* **Prompt**
How many lines of the entries below include the word "image"? Answer with the number alone.

* **Provided data**
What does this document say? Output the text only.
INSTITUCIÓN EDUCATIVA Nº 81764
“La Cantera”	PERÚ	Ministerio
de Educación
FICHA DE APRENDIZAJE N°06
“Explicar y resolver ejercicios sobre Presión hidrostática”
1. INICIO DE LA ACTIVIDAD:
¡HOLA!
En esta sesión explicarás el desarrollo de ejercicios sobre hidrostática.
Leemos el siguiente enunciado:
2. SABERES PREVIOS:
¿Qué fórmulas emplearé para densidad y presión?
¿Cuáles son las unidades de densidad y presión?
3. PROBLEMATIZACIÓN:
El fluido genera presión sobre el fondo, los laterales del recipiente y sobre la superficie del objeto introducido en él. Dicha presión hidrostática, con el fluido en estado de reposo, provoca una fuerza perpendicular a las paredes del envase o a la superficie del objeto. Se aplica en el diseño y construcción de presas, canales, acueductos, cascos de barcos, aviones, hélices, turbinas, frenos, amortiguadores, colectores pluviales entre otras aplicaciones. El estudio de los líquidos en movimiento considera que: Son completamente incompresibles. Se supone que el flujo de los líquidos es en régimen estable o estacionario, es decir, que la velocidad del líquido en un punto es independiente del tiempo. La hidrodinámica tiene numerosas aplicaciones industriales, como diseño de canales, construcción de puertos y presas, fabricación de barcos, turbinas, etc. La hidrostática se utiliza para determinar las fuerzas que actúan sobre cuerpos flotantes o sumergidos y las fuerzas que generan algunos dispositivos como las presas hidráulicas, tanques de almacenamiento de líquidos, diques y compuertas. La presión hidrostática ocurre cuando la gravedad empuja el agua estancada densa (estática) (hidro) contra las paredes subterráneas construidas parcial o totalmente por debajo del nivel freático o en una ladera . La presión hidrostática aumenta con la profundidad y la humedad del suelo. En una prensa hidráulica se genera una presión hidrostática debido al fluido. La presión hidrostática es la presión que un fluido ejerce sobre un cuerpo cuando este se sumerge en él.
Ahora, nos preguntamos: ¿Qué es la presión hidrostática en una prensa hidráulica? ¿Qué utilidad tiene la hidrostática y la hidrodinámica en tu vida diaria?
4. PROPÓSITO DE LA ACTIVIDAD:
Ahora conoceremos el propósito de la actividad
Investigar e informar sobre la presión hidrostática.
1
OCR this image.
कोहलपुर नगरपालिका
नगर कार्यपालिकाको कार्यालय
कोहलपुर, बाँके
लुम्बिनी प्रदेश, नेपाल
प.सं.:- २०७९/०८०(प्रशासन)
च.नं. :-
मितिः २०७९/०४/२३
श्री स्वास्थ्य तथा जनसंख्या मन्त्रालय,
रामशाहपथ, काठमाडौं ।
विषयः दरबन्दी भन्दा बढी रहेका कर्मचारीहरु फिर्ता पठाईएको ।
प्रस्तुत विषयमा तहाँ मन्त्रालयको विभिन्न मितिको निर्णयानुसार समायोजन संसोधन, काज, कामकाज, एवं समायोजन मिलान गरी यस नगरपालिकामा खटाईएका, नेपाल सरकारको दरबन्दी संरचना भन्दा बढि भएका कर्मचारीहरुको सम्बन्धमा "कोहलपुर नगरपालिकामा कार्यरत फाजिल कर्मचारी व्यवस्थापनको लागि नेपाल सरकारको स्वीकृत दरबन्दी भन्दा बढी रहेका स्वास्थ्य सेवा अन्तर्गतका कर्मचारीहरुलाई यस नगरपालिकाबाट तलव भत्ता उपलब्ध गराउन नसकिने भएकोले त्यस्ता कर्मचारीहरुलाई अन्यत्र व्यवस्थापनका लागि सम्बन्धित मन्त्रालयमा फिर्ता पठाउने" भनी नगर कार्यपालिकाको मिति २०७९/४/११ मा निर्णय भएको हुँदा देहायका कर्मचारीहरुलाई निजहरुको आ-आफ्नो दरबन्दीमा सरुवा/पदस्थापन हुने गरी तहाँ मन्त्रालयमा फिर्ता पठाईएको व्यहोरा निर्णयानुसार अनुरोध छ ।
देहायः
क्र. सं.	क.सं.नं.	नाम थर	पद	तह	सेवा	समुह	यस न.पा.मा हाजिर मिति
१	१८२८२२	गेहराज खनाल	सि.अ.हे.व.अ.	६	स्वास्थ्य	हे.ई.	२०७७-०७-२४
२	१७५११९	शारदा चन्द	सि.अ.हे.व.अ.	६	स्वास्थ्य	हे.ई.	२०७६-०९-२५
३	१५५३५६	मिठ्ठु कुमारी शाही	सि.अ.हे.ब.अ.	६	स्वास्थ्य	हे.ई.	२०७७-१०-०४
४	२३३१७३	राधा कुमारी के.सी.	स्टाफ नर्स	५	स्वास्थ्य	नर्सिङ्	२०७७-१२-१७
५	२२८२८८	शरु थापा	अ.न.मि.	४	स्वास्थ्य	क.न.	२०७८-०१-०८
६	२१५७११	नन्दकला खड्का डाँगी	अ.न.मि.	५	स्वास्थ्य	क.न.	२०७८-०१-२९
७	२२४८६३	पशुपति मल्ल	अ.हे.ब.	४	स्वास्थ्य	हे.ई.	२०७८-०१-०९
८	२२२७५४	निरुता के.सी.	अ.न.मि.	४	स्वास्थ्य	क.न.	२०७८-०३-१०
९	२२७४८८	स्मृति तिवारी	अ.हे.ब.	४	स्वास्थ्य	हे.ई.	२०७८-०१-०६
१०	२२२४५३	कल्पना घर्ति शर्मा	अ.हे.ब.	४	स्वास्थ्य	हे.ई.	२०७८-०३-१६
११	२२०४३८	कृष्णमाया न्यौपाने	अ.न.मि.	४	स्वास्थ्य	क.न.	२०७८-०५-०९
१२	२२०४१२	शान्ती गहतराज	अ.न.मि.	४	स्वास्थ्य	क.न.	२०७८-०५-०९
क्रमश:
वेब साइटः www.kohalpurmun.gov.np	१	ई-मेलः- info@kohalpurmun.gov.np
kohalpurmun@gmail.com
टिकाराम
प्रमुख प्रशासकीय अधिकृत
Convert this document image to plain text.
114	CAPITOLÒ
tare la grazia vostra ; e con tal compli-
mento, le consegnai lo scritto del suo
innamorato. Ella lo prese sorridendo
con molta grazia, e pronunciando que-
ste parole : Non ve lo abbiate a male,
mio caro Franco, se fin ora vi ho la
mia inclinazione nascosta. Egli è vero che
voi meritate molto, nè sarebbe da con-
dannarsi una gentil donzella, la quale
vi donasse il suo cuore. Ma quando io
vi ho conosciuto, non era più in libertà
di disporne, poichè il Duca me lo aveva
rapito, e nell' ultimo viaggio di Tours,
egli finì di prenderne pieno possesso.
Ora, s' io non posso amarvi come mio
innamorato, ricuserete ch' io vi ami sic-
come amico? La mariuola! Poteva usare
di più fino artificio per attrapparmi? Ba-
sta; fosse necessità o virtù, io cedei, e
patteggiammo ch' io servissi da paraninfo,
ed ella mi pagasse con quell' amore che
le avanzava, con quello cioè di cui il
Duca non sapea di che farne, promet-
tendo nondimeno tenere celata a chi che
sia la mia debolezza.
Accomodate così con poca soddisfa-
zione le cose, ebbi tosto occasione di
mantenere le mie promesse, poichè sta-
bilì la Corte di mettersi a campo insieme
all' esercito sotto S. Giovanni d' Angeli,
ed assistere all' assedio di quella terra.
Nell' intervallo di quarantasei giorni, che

* **Written solution**
2